__EXERCISE__.
Within the material below, find each line bearing the word "JSON" and present it.

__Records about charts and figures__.

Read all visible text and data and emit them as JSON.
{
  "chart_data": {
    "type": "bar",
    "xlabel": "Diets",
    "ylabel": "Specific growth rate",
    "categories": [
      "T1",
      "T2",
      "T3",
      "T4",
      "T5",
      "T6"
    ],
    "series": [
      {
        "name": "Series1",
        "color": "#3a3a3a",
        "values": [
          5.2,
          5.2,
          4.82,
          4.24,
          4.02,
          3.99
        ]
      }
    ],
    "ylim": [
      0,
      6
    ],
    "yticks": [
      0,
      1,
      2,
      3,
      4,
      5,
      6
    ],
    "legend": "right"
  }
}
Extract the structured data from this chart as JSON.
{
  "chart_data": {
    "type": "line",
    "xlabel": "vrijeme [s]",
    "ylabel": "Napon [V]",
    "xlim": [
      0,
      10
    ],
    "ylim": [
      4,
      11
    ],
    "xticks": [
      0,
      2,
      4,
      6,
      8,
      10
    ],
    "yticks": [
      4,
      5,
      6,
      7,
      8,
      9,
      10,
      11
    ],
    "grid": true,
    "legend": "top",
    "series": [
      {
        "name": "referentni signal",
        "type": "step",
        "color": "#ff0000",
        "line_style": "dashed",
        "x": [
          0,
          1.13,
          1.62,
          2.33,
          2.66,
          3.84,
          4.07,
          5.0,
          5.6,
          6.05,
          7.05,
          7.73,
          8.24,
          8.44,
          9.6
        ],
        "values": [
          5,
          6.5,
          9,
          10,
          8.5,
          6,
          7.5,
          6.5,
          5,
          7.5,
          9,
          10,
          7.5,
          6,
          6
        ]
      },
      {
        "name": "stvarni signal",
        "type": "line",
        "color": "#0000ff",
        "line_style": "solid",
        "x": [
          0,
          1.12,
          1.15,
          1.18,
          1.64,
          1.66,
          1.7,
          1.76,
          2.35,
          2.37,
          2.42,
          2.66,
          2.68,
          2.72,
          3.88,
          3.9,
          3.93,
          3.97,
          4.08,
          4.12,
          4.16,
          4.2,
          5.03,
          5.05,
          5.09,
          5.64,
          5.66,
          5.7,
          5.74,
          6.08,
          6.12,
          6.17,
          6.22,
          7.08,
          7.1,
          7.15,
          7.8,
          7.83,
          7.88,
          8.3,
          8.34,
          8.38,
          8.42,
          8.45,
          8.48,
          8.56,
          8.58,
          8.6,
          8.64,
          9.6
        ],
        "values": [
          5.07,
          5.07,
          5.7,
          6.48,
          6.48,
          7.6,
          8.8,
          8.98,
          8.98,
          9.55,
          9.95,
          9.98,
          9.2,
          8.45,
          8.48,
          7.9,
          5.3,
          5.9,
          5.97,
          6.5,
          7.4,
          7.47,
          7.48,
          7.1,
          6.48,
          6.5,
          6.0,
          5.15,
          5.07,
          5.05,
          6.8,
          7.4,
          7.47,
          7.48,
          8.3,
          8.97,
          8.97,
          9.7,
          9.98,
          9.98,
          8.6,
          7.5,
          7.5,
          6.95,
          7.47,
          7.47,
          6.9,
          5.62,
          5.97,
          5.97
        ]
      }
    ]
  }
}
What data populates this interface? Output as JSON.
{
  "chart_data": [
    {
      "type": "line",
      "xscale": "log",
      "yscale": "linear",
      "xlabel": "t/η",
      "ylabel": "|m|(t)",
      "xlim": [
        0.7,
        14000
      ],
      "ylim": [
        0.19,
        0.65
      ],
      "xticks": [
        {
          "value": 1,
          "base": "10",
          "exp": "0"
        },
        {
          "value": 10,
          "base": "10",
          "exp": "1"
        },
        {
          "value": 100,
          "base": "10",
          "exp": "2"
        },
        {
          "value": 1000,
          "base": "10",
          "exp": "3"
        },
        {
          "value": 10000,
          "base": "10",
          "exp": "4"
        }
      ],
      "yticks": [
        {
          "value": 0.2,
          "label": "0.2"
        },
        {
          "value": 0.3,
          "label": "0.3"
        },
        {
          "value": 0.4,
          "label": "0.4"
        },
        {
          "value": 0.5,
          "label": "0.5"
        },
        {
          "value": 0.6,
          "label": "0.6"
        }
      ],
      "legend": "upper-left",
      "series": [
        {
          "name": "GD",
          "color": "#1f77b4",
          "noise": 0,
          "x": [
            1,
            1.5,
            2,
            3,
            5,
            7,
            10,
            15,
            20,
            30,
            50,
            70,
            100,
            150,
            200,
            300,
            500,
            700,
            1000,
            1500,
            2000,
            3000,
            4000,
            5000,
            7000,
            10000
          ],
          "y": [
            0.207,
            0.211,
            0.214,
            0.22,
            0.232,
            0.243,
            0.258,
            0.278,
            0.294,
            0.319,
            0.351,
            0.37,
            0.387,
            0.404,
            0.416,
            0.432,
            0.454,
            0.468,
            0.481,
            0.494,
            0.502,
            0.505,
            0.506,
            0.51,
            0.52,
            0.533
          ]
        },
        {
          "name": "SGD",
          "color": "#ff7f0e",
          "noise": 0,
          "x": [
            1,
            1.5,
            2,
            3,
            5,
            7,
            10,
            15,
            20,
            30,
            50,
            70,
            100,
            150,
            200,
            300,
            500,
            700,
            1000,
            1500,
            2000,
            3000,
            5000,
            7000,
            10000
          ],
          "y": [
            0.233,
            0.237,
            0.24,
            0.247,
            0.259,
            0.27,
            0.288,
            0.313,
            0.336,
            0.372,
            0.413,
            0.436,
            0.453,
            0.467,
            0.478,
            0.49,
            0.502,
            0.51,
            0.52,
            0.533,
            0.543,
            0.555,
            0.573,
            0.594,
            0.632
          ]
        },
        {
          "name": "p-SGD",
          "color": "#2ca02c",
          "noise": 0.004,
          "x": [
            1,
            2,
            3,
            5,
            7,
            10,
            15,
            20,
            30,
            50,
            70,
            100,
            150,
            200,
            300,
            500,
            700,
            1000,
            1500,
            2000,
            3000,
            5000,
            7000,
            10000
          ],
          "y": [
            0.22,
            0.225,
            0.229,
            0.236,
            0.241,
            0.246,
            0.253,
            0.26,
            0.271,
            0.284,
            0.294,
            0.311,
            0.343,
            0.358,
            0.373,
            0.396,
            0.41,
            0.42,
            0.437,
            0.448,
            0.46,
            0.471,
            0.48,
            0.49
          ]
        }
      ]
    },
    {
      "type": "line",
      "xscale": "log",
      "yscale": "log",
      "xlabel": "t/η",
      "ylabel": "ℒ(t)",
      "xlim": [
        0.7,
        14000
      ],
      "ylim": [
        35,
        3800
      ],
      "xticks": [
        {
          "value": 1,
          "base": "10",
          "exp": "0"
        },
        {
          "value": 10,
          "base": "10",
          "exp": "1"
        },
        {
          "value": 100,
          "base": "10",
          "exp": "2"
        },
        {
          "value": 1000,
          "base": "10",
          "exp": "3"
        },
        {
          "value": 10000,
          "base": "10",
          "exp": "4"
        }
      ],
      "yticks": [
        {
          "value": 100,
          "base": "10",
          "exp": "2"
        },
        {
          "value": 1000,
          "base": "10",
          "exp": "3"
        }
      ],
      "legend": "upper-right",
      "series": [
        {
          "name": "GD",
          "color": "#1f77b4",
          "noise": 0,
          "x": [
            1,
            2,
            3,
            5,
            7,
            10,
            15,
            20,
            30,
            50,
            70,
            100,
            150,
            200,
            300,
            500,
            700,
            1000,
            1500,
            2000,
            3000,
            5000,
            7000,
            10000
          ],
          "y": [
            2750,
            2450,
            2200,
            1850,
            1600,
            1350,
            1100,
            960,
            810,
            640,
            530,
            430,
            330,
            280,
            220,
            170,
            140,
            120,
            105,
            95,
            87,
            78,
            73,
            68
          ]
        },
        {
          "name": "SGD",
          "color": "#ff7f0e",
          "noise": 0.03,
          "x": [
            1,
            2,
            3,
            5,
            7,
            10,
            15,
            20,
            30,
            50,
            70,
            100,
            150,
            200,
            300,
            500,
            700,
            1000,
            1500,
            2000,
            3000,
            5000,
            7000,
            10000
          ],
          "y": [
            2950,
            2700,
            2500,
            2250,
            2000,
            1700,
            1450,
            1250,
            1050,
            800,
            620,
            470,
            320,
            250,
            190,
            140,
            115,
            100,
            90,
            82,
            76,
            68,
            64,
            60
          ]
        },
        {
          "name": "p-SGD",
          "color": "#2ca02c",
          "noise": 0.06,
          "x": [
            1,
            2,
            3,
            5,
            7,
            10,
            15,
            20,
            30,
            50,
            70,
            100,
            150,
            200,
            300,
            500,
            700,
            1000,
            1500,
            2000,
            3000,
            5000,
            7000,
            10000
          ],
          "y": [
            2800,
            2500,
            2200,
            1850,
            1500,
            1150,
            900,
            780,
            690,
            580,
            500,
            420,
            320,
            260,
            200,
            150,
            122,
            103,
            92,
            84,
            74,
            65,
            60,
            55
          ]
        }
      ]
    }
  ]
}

__COMPLETE OUTPUT__.
Read all visible text and data and emit them as JSON.
Extract the structured data from this chart as JSON.
What data populates this interface? Output as JSON.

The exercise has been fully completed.